Copy out every line in the entries below that includes "JSON".
---------- Data for this exercise
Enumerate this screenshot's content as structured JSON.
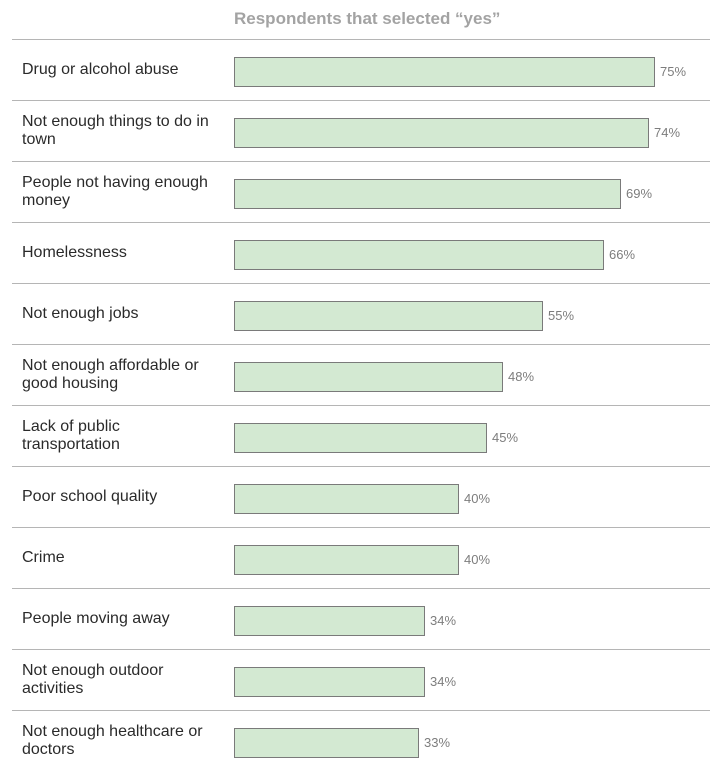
{
  "chart_data": {
    "type": "bar",
    "orientation": "horizontal",
    "title": "Respondents that selected “yes”",
    "categories": [
      "Drug or alcohol abuse",
      "Not enough things to do in town",
      "People not having enough money",
      "Homelessness",
      "Not enough jobs",
      "Not enough affordable or good housing",
      "Lack of public transportation",
      "Poor school quality",
      "Crime",
      "People moving away",
      "Not enough outdoor activities",
      "Not enough healthcare or doctors"
    ],
    "values": [
      75,
      74,
      69,
      66,
      55,
      48,
      45,
      40,
      40,
      34,
      34,
      33
    ],
    "value_labels": [
      "75%",
      "74%",
      "69%",
      "66%",
      "55%",
      "48%",
      "45%",
      "40%",
      "40%",
      "34%",
      "34%",
      "33%"
    ],
    "unit": "%",
    "xlim": [
      0,
      100
    ],
    "grid": false,
    "bar_color": "#d3e9d2",
    "bar_border_color": "#7a7a7a"
  }
}
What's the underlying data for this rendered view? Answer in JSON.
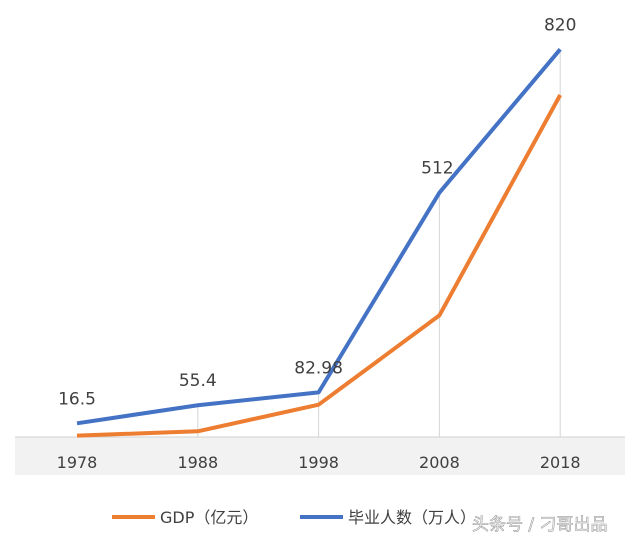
{
  "chart_data": {
    "type": "line",
    "categories": [
      "1978",
      "1988",
      "1998",
      "2008",
      "2018"
    ],
    "series": [
      {
        "name": "GDP（亿元）",
        "color": "#ED7D31",
        "axis": "secondary",
        "values": [
          3700,
          15000,
          85000,
          320000,
          900000
        ],
        "data_labels": false
      },
      {
        "name": "毕业人数（万人）",
        "color": "#4472C4",
        "axis": "primary",
        "values": [
          16.5,
          55.4,
          82.98,
          512,
          820
        ],
        "data_labels": true
      }
    ],
    "data_labels": [
      "16.5",
      "55.4",
      "82.98",
      "512",
      "820"
    ],
    "legend": "bottom",
    "grid": false,
    "drop_lines": true,
    "title": "",
    "xlabel": "",
    "ylabel": ""
  },
  "watermark": "头条号 / 刁哥出品"
}
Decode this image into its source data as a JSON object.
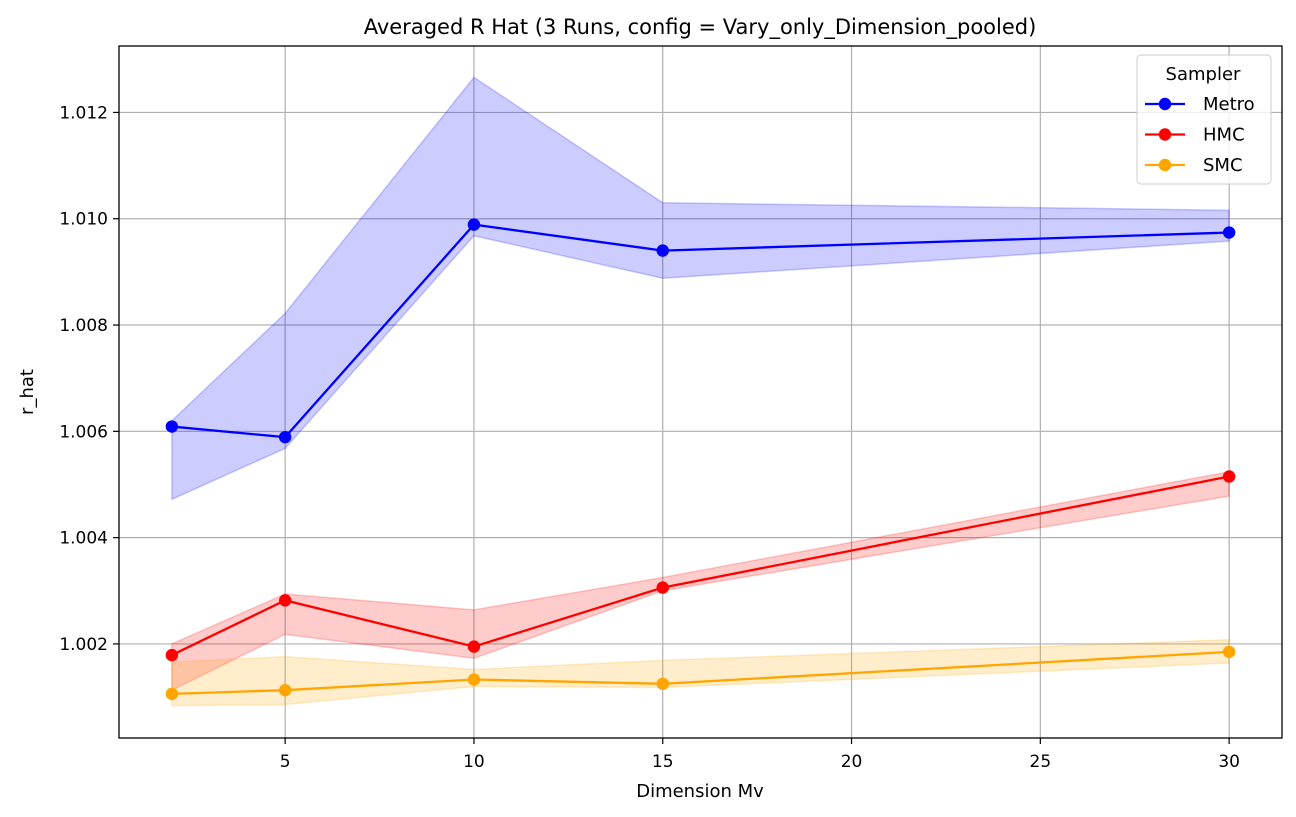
--------------------
Full answer:
Enumerate this screenshot's content as structured JSON.
What's the underlying data for this rendered view? Answer in JSON.
Decode this image into its source data as a JSON object.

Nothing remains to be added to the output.